Items from a figure collection:

####################

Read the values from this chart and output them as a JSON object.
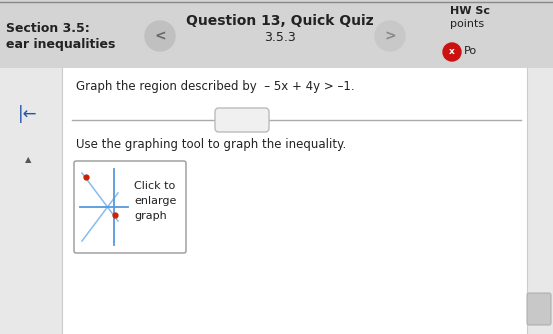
{
  "bg_color": "#d4d4d4",
  "header_bg": "#d4d4d4",
  "body_bg": "#e8e8e8",
  "content_bg": "#ffffff",
  "sidebar_bg": "#e8e8e8",
  "question_text": "Graph the region described by  – 5x + 4y > –1.",
  "instruction_text": "Use the graphing tool to graph the inequality.",
  "click_box_text": "Click to\nenlarge\ngraph",
  "header_left_line1": "Section 3.5:",
  "header_left_line2": "ear inequalities",
  "header_center_line1": "Question 13, Quick Quiz",
  "header_center_line2": "3.5.3",
  "header_right_line1": "HW Sc",
  "header_right_line2": "points",
  "header_right_line3": "Po",
  "nav_left": "<",
  "nav_right": ">",
  "nav_circle_color": "#c0c0c0",
  "nav_right_circle_color": "#c8c8c8",
  "red_badge_color": "#cc1111",
  "axis_blue": "#5599dd",
  "axis_blue_light": "#88bbee",
  "dot_red": "#cc2200",
  "slider_line_color": "#aaaaaa",
  "slider_pill_color": "#f0f0f0",
  "slider_pill_edge": "#bbbbbb",
  "scroll_color": "#c8c8c8",
  "left_icon_color": "#2255aa",
  "up_arrow_color": "#555555",
  "divider_color": "#cccccc",
  "text_color": "#222222"
}
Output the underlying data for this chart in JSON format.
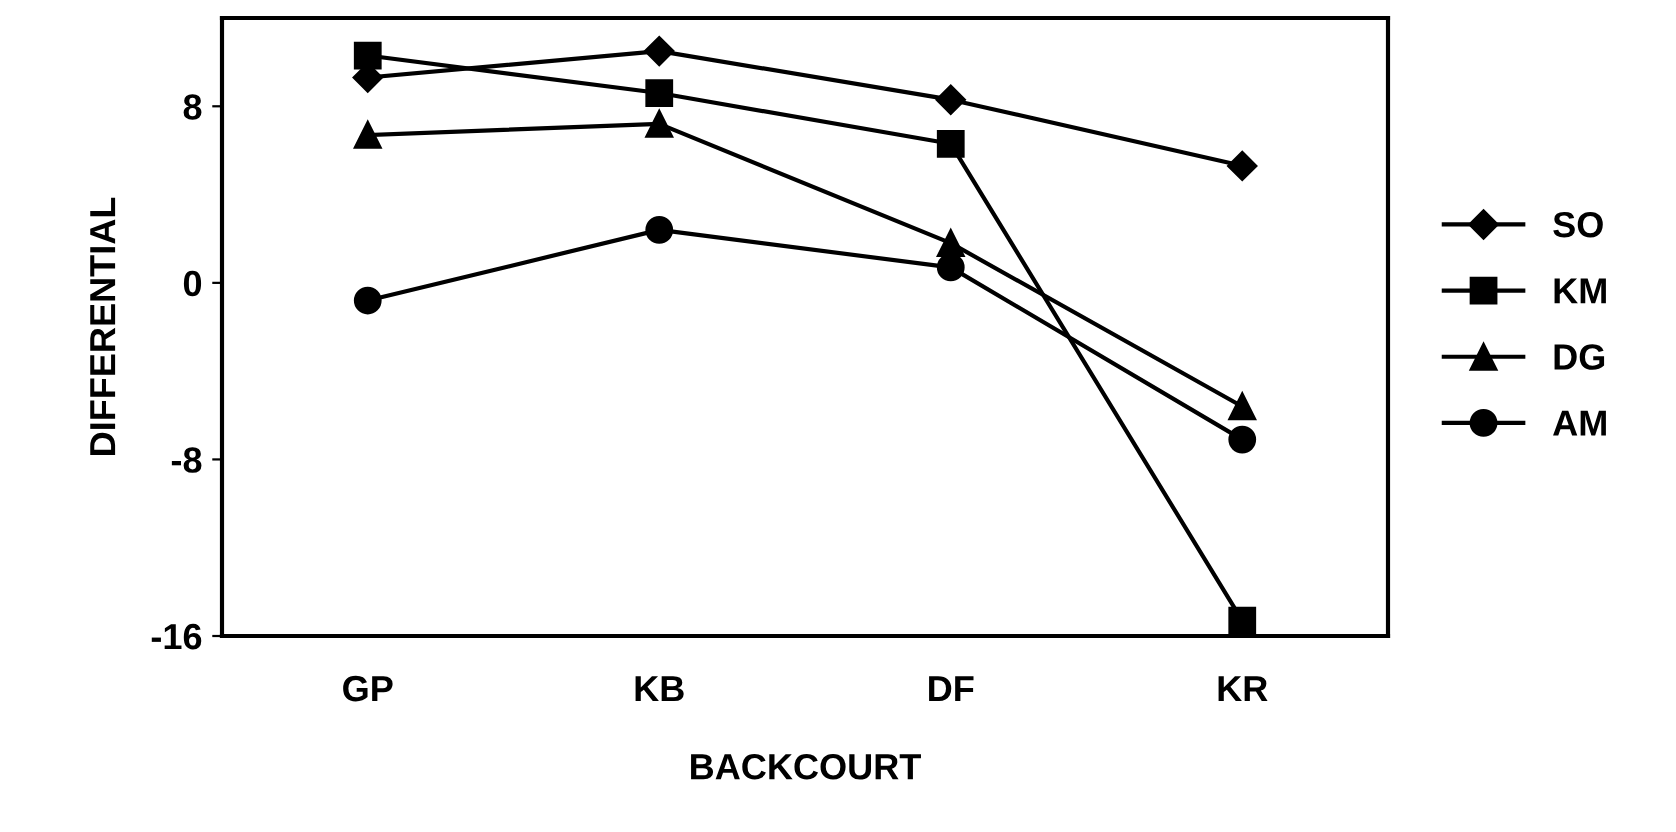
{
  "chart_data": {
    "type": "line",
    "xlabel": "BACKCOURT",
    "ylabel": "DIFFERENTIAL",
    "categories": [
      "GP",
      "KB",
      "DF",
      "KR"
    ],
    "series": [
      {
        "name": "SO",
        "color": "#000000",
        "marker": "diamond",
        "values": [
          9.3,
          10.5,
          8.3,
          5.3
        ]
      },
      {
        "name": "KM",
        "color": "#000000",
        "marker": "square",
        "values": [
          10.3,
          8.6,
          6.3,
          -15.3
        ]
      },
      {
        "name": "DG",
        "color": "#000000",
        "marker": "triangle",
        "values": [
          6.7,
          7.2,
          1.8,
          -5.6
        ]
      },
      {
        "name": "AM",
        "color": "#000000",
        "marker": "circle",
        "values": [
          -0.8,
          2.4,
          0.7,
          -7.1
        ]
      }
    ],
    "ylim": [
      -16,
      12
    ],
    "yticks": [
      -16,
      -8,
      0,
      8
    ],
    "grid": false,
    "legend": "right",
    "line_style": "solid"
  }
}
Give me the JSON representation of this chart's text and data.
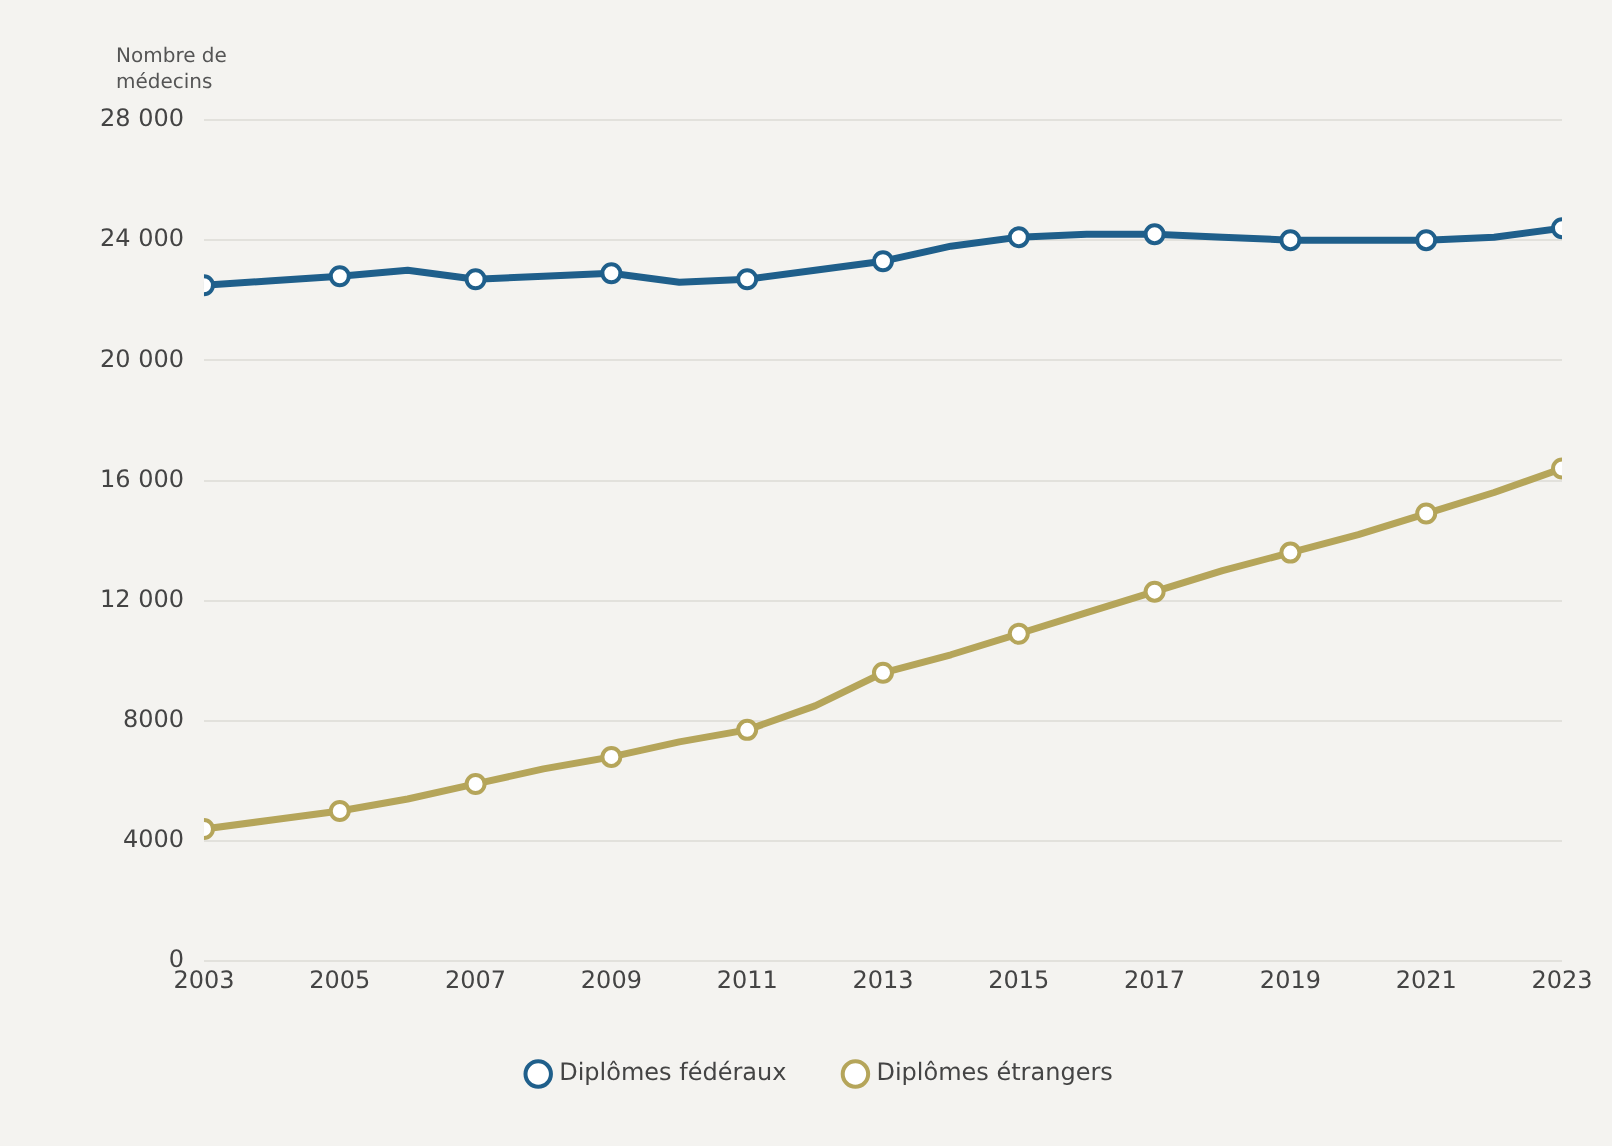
{
  "chart_data": {
    "type": "line",
    "ylabel": "Nombre de médecins",
    "x": [
      2003,
      2004,
      2005,
      2006,
      2007,
      2008,
      2009,
      2010,
      2011,
      2012,
      2013,
      2014,
      2015,
      2016,
      2017,
      2018,
      2019,
      2020,
      2021,
      2022,
      2023
    ],
    "series": [
      {
        "name": "Diplômes fédéraux",
        "color": "#1f5f8b",
        "values": [
          22500,
          22650,
          22800,
          23000,
          22700,
          22800,
          22900,
          22600,
          22700,
          23000,
          23300,
          23800,
          24100,
          24200,
          24200,
          24100,
          24000,
          24000,
          24000,
          24100,
          24400
        ]
      },
      {
        "name": "Diplômes étrangers",
        "color": "#b5a55a",
        "values": [
          4400,
          4700,
          5000,
          5400,
          5900,
          6400,
          6800,
          7300,
          7700,
          8500,
          9600,
          10200,
          10900,
          11600,
          12300,
          13000,
          13600,
          14200,
          14900,
          15600,
          16400
        ]
      }
    ],
    "xlim": [
      2003,
      2023
    ],
    "xticks": [
      2003,
      2005,
      2007,
      2009,
      2011,
      2013,
      2015,
      2017,
      2019,
      2021,
      2023
    ],
    "ylim": [
      0,
      28000
    ],
    "yticks": [
      0,
      4000,
      8000,
      {
        "value": 12000,
        "label": "12 000"
      },
      {
        "value": 16000,
        "label": "16 000"
      },
      {
        "value": 20000,
        "label": "20 000"
      },
      {
        "value": 24000,
        "label": "24 000"
      },
      {
        "value": 28000,
        "label": "28 000"
      }
    ],
    "grid": "y",
    "legend": "bottom",
    "marker": "circle",
    "line_style": "solid"
  }
}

####################

▶ [Problem to work on]
Whichever lines contain the string "ylabel", select and copy them.

▶ [Problem solution]
    "ylabel": "DIFFERENTIAL",
    "ylabel": "Nombre de médecins",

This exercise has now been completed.